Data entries

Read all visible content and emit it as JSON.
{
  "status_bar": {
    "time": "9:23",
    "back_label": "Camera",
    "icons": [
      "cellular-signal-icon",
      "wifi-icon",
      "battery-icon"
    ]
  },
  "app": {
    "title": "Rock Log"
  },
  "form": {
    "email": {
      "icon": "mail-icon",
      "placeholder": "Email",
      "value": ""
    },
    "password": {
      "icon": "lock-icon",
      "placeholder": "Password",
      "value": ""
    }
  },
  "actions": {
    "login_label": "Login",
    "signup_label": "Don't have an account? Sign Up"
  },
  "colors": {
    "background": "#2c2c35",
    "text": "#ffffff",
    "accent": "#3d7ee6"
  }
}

» To be done:
Look for the word "placeholder" and return every line where it occurs.

» Exercise response:
      "placeholder": "Email",
      "placeholder": "Password",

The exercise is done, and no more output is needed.